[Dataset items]
= = = = = = =
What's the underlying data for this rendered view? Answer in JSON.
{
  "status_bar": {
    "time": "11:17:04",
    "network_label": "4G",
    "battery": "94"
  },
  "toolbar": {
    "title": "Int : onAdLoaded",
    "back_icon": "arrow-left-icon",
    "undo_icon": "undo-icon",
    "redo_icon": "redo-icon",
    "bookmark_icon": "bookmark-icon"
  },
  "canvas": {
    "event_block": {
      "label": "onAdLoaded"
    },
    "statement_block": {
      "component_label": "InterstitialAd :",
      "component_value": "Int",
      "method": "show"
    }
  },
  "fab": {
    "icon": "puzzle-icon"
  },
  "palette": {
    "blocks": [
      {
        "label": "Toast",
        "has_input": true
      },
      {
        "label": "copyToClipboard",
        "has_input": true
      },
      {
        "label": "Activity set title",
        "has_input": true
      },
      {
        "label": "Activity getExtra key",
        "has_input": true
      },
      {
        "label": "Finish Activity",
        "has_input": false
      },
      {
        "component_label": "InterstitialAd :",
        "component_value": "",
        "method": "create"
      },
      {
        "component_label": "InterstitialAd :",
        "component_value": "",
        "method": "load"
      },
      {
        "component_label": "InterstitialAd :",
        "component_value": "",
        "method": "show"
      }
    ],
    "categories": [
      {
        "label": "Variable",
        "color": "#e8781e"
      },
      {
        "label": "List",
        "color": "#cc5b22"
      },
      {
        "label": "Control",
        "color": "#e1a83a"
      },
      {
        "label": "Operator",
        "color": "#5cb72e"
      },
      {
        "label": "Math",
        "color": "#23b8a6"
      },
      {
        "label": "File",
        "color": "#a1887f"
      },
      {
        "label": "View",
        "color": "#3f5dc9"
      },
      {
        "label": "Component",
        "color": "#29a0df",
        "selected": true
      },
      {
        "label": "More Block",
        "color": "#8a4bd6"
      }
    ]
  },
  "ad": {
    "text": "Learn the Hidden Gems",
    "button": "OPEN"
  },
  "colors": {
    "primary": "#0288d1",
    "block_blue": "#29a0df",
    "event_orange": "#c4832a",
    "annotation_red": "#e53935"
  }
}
= = = = = = =
▶ **Work to be completed**
Go through the listing above and return every line where the word "Activity" occurs.

▶ **Completed exercise**
        "label": "Activity set title",
        "label": "Activity getExtra key",
        "label": "Finish Activity",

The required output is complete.